• [STATED PROBLEM]
How many lines in the records below contain the word "JSON"? Answer with the number alone.

+ + + + + + +

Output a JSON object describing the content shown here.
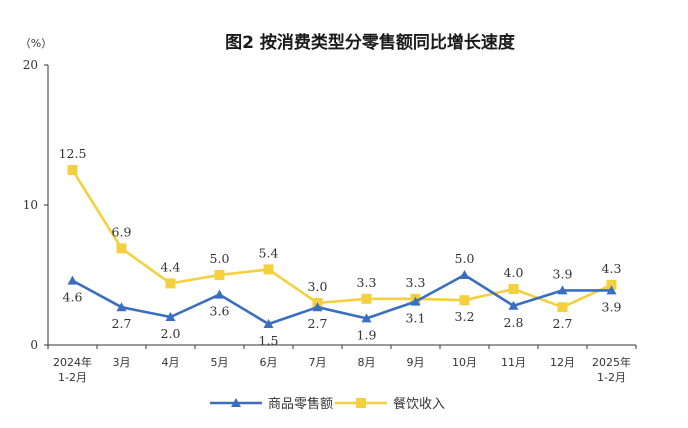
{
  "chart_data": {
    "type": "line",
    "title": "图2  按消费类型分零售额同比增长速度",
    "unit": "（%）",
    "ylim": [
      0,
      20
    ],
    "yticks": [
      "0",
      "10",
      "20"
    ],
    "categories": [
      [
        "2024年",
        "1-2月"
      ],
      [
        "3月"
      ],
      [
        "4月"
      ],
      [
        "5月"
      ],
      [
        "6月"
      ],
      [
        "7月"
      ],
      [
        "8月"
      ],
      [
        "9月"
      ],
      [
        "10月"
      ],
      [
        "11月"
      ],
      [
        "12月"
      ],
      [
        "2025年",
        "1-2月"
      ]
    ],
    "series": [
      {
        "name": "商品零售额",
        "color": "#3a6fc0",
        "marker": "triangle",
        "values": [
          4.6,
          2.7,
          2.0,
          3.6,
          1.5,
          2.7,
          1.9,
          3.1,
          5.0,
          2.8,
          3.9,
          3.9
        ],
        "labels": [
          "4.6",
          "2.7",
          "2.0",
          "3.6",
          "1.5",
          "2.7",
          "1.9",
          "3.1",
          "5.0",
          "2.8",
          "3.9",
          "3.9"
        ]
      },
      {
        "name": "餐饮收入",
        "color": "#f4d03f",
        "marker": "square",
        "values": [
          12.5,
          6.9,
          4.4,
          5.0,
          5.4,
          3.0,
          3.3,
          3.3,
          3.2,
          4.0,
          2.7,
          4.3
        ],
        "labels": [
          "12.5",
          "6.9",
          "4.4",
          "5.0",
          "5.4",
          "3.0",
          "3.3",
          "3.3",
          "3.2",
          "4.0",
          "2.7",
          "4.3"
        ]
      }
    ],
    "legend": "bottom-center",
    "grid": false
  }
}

+ + + + + + +

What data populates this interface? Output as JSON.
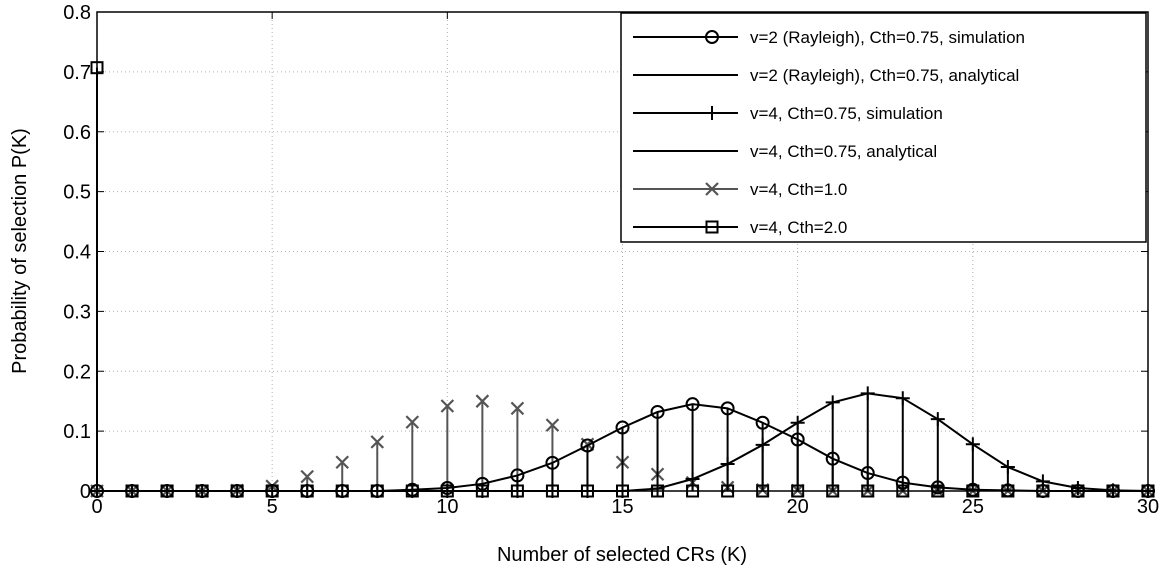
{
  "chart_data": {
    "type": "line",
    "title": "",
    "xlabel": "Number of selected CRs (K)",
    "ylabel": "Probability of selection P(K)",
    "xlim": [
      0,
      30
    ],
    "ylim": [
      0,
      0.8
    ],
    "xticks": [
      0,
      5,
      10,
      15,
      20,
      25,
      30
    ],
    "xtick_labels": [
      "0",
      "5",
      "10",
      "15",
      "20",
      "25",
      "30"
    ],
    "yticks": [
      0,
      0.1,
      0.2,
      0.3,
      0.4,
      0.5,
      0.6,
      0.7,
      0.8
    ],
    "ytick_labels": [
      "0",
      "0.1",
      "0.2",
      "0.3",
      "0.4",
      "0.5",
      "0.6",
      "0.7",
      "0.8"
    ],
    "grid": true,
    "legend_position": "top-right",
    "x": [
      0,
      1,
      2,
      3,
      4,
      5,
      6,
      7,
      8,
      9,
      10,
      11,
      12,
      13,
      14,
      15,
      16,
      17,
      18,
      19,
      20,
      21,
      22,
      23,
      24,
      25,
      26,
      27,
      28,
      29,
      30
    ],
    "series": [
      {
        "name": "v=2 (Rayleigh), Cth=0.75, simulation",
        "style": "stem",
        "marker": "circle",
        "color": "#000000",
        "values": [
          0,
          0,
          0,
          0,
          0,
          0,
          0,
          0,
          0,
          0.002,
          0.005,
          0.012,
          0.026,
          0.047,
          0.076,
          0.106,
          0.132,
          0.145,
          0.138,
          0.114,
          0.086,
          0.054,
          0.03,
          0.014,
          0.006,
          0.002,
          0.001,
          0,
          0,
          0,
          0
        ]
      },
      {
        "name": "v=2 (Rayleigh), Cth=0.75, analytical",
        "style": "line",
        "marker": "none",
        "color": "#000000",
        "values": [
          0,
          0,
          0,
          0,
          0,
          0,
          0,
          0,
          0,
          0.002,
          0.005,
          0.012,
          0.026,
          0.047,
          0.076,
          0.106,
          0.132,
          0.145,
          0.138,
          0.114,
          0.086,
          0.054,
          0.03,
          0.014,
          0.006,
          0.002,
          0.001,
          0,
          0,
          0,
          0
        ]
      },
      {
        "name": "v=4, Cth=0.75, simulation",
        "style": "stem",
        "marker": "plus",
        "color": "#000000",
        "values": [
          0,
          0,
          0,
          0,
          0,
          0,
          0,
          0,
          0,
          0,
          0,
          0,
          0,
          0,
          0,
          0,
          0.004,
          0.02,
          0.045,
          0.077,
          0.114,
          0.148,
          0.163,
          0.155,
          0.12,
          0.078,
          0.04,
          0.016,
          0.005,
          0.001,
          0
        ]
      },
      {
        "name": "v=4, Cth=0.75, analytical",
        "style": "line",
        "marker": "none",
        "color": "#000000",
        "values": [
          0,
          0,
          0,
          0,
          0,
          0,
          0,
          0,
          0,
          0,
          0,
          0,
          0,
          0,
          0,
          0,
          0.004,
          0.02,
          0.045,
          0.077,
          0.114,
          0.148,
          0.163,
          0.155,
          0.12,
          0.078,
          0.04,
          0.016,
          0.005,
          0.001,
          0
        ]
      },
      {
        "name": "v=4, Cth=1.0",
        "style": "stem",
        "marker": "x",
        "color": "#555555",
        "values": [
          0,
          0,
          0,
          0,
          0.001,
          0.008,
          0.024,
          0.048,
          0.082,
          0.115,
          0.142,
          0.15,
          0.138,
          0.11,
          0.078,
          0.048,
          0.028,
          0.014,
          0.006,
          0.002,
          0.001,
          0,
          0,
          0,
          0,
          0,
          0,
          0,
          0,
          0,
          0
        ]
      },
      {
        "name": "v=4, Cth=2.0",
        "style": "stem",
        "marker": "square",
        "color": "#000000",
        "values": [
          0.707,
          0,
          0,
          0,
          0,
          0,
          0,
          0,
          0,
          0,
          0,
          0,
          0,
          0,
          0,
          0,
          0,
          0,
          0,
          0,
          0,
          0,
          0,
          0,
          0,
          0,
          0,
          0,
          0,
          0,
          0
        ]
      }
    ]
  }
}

+ + + + + + +

• [TASK RESPONSE]
2